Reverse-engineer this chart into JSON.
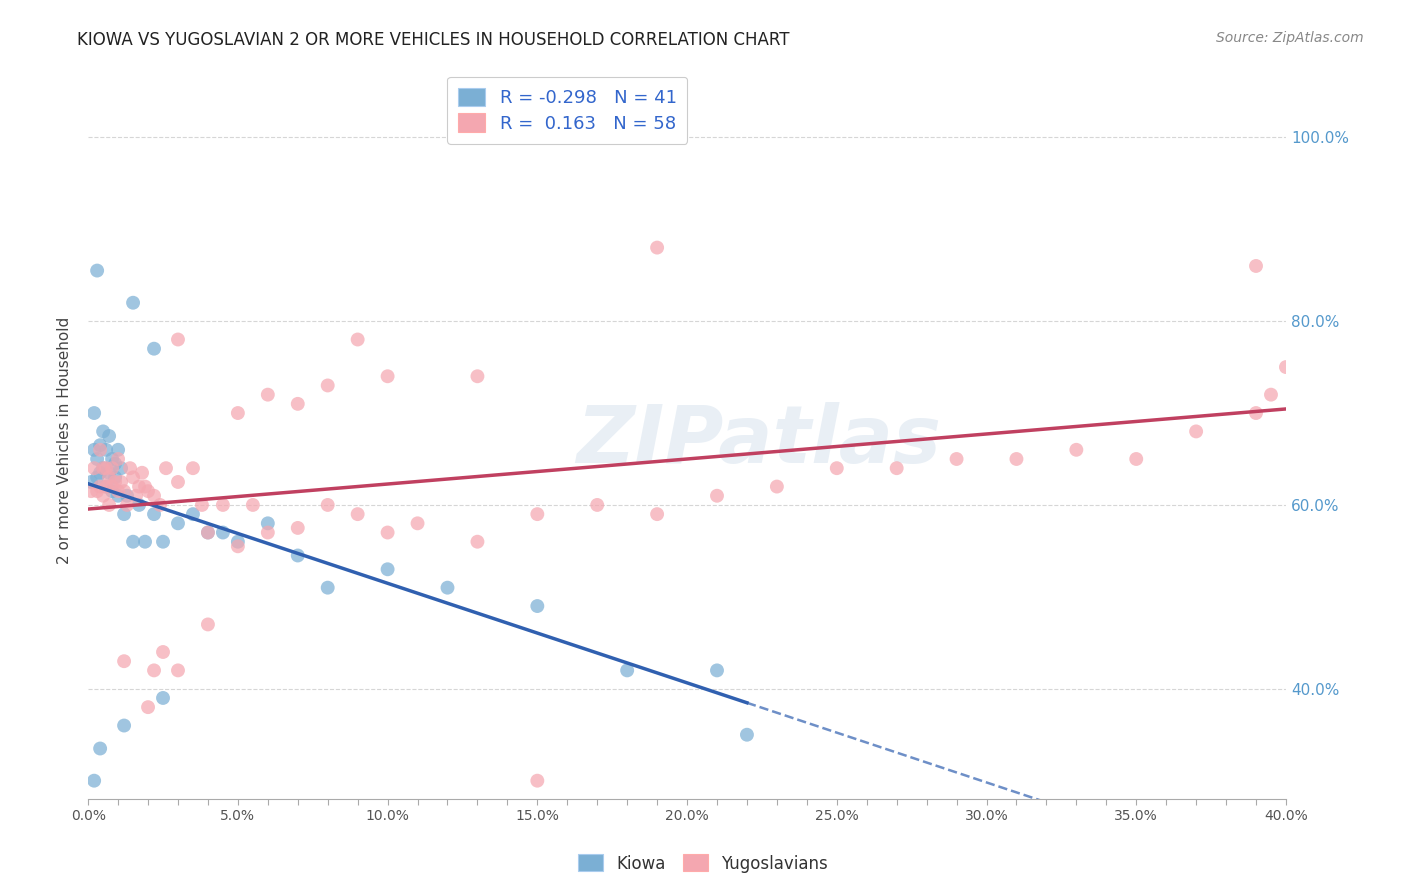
{
  "title": "KIOWA VS YUGOSLAVIAN 2 OR MORE VEHICLES IN HOUSEHOLD CORRELATION CHART",
  "source": "Source: ZipAtlas.com",
  "ylabel": "2 or more Vehicles in Household",
  "xlim": [
    0.0,
    0.4
  ],
  "ylim": [
    0.28,
    1.06
  ],
  "x_tick_labels": [
    "0.0%",
    "",
    "",
    "",
    "",
    "5.0%",
    "",
    "",
    "",
    "",
    "10.0%",
    "",
    "",
    "",
    "",
    "15.0%",
    "",
    "",
    "",
    "",
    "20.0%",
    "",
    "",
    "",
    "",
    "25.0%",
    "",
    "",
    "",
    "",
    "30.0%",
    "",
    "",
    "",
    "",
    "35.0%",
    "",
    "",
    "",
    "",
    "40.0%"
  ],
  "x_tick_vals": [
    0.0,
    0.01,
    0.02,
    0.03,
    0.04,
    0.05,
    0.06,
    0.07,
    0.08,
    0.09,
    0.1,
    0.11,
    0.12,
    0.13,
    0.14,
    0.15,
    0.16,
    0.17,
    0.18,
    0.19,
    0.2,
    0.21,
    0.22,
    0.23,
    0.24,
    0.25,
    0.26,
    0.27,
    0.28,
    0.29,
    0.3,
    0.31,
    0.32,
    0.33,
    0.34,
    0.35,
    0.36,
    0.37,
    0.38,
    0.39,
    0.4
  ],
  "y_tick_vals": [
    0.4,
    0.6,
    0.8,
    1.0
  ],
  "y_tick_labels": [
    "40.0%",
    "60.0%",
    "80.0%",
    "100.0%"
  ],
  "kiowa_color": "#7BAFD4",
  "yugoslav_color": "#F4A7B0",
  "kiowa_R": -0.298,
  "kiowa_N": 41,
  "yugoslav_R": 0.163,
  "yugoslav_N": 58,
  "trend_blue": "#3060B0",
  "trend_pink": "#C04060",
  "watermark": "ZIPatlas",
  "legend_label1": "Kiowa",
  "legend_label2": "Yugoslavians",
  "kiowa_x": [
    0.001,
    0.002,
    0.002,
    0.003,
    0.003,
    0.004,
    0.004,
    0.005,
    0.005,
    0.006,
    0.006,
    0.007,
    0.007,
    0.008,
    0.008,
    0.009,
    0.009,
    0.01,
    0.01,
    0.011,
    0.012,
    0.013,
    0.015,
    0.017,
    0.019,
    0.022,
    0.025,
    0.03,
    0.035,
    0.04,
    0.045,
    0.05,
    0.06,
    0.07,
    0.08,
    0.1,
    0.12,
    0.15,
    0.18,
    0.21,
    0.22
  ],
  "kiowa_y": [
    0.625,
    0.7,
    0.66,
    0.63,
    0.65,
    0.635,
    0.665,
    0.64,
    0.68,
    0.62,
    0.66,
    0.635,
    0.675,
    0.65,
    0.615,
    0.645,
    0.63,
    0.66,
    0.61,
    0.64,
    0.59,
    0.61,
    0.56,
    0.6,
    0.56,
    0.59,
    0.56,
    0.58,
    0.59,
    0.57,
    0.57,
    0.56,
    0.58,
    0.545,
    0.51,
    0.53,
    0.51,
    0.49,
    0.42,
    0.42,
    0.35
  ],
  "kiowa_y_outliers": [
    0.855,
    0.82,
    0.77,
    0.335,
    0.36,
    0.39,
    0.3
  ],
  "kiowa_x_outliers": [
    0.003,
    0.015,
    0.022,
    0.004,
    0.012,
    0.025,
    0.002
  ],
  "yugoslav_x": [
    0.001,
    0.002,
    0.003,
    0.004,
    0.004,
    0.005,
    0.005,
    0.006,
    0.006,
    0.007,
    0.007,
    0.008,
    0.008,
    0.009,
    0.01,
    0.01,
    0.011,
    0.012,
    0.013,
    0.014,
    0.015,
    0.016,
    0.017,
    0.018,
    0.019,
    0.02,
    0.022,
    0.024,
    0.026,
    0.03,
    0.035,
    0.038,
    0.04,
    0.045,
    0.05,
    0.055,
    0.06,
    0.07,
    0.08,
    0.09,
    0.1,
    0.11,
    0.13,
    0.15,
    0.17,
    0.19,
    0.21,
    0.23,
    0.25,
    0.27,
    0.29,
    0.31,
    0.33,
    0.35,
    0.37,
    0.39,
    0.395,
    0.4
  ],
  "yugoslav_y": [
    0.615,
    0.64,
    0.615,
    0.62,
    0.66,
    0.64,
    0.61,
    0.62,
    0.64,
    0.63,
    0.6,
    0.62,
    0.64,
    0.625,
    0.615,
    0.65,
    0.625,
    0.615,
    0.6,
    0.64,
    0.63,
    0.61,
    0.62,
    0.635,
    0.62,
    0.615,
    0.61,
    0.6,
    0.64,
    0.625,
    0.64,
    0.6,
    0.57,
    0.6,
    0.555,
    0.6,
    0.57,
    0.575,
    0.6,
    0.59,
    0.57,
    0.58,
    0.56,
    0.59,
    0.6,
    0.59,
    0.61,
    0.62,
    0.64,
    0.64,
    0.65,
    0.65,
    0.66,
    0.65,
    0.68,
    0.7,
    0.72,
    0.75
  ],
  "yugoslav_y_outliers": [
    0.88,
    0.86,
    0.78,
    0.78,
    0.74,
    0.72,
    0.7,
    0.71,
    0.73,
    0.74,
    0.47,
    0.44,
    0.42,
    0.43,
    0.42,
    0.38,
    0.3
  ],
  "yugoslav_x_outliers": [
    0.19,
    0.39,
    0.03,
    0.09,
    0.13,
    0.06,
    0.05,
    0.07,
    0.08,
    0.1,
    0.04,
    0.025,
    0.022,
    0.012,
    0.03,
    0.02,
    0.15
  ]
}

★ ★ ★ ★

[DESCRIPTION OF THE TASK]
Without the pictures, print the whole listing exactly as given.

[CORRECT OUTPUT]
Reverse-engineer this chart into JSON.
{
  "title": "KIOWA VS YUGOSLAVIAN 2 OR MORE VEHICLES IN HOUSEHOLD CORRELATION CHART",
  "source": "Source: ZipAtlas.com",
  "ylabel": "2 or more Vehicles in Household",
  "xlim": [
    0.0,
    0.4
  ],
  "ylim": [
    0.28,
    1.06
  ],
  "x_tick_labels": [
    "0.0%",
    "",
    "",
    "",
    "",
    "5.0%",
    "",
    "",
    "",
    "",
    "10.0%",
    "",
    "",
    "",
    "",
    "15.0%",
    "",
    "",
    "",
    "",
    "20.0%",
    "",
    "",
    "",
    "",
    "25.0%",
    "",
    "",
    "",
    "",
    "30.0%",
    "",
    "",
    "",
    "",
    "35.0%",
    "",
    "",
    "",
    "",
    "40.0%"
  ],
  "x_tick_vals": [
    0.0,
    0.01,
    0.02,
    0.03,
    0.04,
    0.05,
    0.06,
    0.07,
    0.08,
    0.09,
    0.1,
    0.11,
    0.12,
    0.13,
    0.14,
    0.15,
    0.16,
    0.17,
    0.18,
    0.19,
    0.2,
    0.21,
    0.22,
    0.23,
    0.24,
    0.25,
    0.26,
    0.27,
    0.28,
    0.29,
    0.3,
    0.31,
    0.32,
    0.33,
    0.34,
    0.35,
    0.36,
    0.37,
    0.38,
    0.39,
    0.4
  ],
  "y_tick_vals": [
    0.4,
    0.6,
    0.8,
    1.0
  ],
  "y_tick_labels": [
    "40.0%",
    "60.0%",
    "80.0%",
    "100.0%"
  ],
  "kiowa_color": "#7BAFD4",
  "yugoslav_color": "#F4A7B0",
  "kiowa_R": -0.298,
  "kiowa_N": 41,
  "yugoslav_R": 0.163,
  "yugoslav_N": 58,
  "trend_blue": "#3060B0",
  "trend_pink": "#C04060",
  "watermark": "ZIPatlas",
  "legend_label1": "Kiowa",
  "legend_label2": "Yugoslavians",
  "kiowa_x": [
    0.001,
    0.002,
    0.002,
    0.003,
    0.003,
    0.004,
    0.004,
    0.005,
    0.005,
    0.006,
    0.006,
    0.007,
    0.007,
    0.008,
    0.008,
    0.009,
    0.009,
    0.01,
    0.01,
    0.011,
    0.012,
    0.013,
    0.015,
    0.017,
    0.019,
    0.022,
    0.025,
    0.03,
    0.035,
    0.04,
    0.045,
    0.05,
    0.06,
    0.07,
    0.08,
    0.1,
    0.12,
    0.15,
    0.18,
    0.21,
    0.22
  ],
  "kiowa_y": [
    0.625,
    0.7,
    0.66,
    0.63,
    0.65,
    0.635,
    0.665,
    0.64,
    0.68,
    0.62,
    0.66,
    0.635,
    0.675,
    0.65,
    0.615,
    0.645,
    0.63,
    0.66,
    0.61,
    0.64,
    0.59,
    0.61,
    0.56,
    0.6,
    0.56,
    0.59,
    0.56,
    0.58,
    0.59,
    0.57,
    0.57,
    0.56,
    0.58,
    0.545,
    0.51,
    0.53,
    0.51,
    0.49,
    0.42,
    0.42,
    0.35
  ],
  "kiowa_y_outliers": [
    0.855,
    0.82,
    0.77,
    0.335,
    0.36,
    0.39,
    0.3
  ],
  "kiowa_x_outliers": [
    0.003,
    0.015,
    0.022,
    0.004,
    0.012,
    0.025,
    0.002
  ],
  "yugoslav_x": [
    0.001,
    0.002,
    0.003,
    0.004,
    0.004,
    0.005,
    0.005,
    0.006,
    0.006,
    0.007,
    0.007,
    0.008,
    0.008,
    0.009,
    0.01,
    0.01,
    0.011,
    0.012,
    0.013,
    0.014,
    0.015,
    0.016,
    0.017,
    0.018,
    0.019,
    0.02,
    0.022,
    0.024,
    0.026,
    0.03,
    0.035,
    0.038,
    0.04,
    0.045,
    0.05,
    0.055,
    0.06,
    0.07,
    0.08,
    0.09,
    0.1,
    0.11,
    0.13,
    0.15,
    0.17,
    0.19,
    0.21,
    0.23,
    0.25,
    0.27,
    0.29,
    0.31,
    0.33,
    0.35,
    0.37,
    0.39,
    0.395,
    0.4
  ],
  "yugoslav_y": [
    0.615,
    0.64,
    0.615,
    0.62,
    0.66,
    0.64,
    0.61,
    0.62,
    0.64,
    0.63,
    0.6,
    0.62,
    0.64,
    0.625,
    0.615,
    0.65,
    0.625,
    0.615,
    0.6,
    0.64,
    0.63,
    0.61,
    0.62,
    0.635,
    0.62,
    0.615,
    0.61,
    0.6,
    0.64,
    0.625,
    0.64,
    0.6,
    0.57,
    0.6,
    0.555,
    0.6,
    0.57,
    0.575,
    0.6,
    0.59,
    0.57,
    0.58,
    0.56,
    0.59,
    0.6,
    0.59,
    0.61,
    0.62,
    0.64,
    0.64,
    0.65,
    0.65,
    0.66,
    0.65,
    0.68,
    0.7,
    0.72,
    0.75
  ],
  "yugoslav_y_outliers": [
    0.88,
    0.86,
    0.78,
    0.78,
    0.74,
    0.72,
    0.7,
    0.71,
    0.73,
    0.74,
    0.47,
    0.44,
    0.42,
    0.43,
    0.42,
    0.38,
    0.3
  ],
  "yugoslav_x_outliers": [
    0.19,
    0.39,
    0.03,
    0.09,
    0.13,
    0.06,
    0.05,
    0.07,
    0.08,
    0.1,
    0.04,
    0.025,
    0.022,
    0.012,
    0.03,
    0.02,
    0.15
  ]
}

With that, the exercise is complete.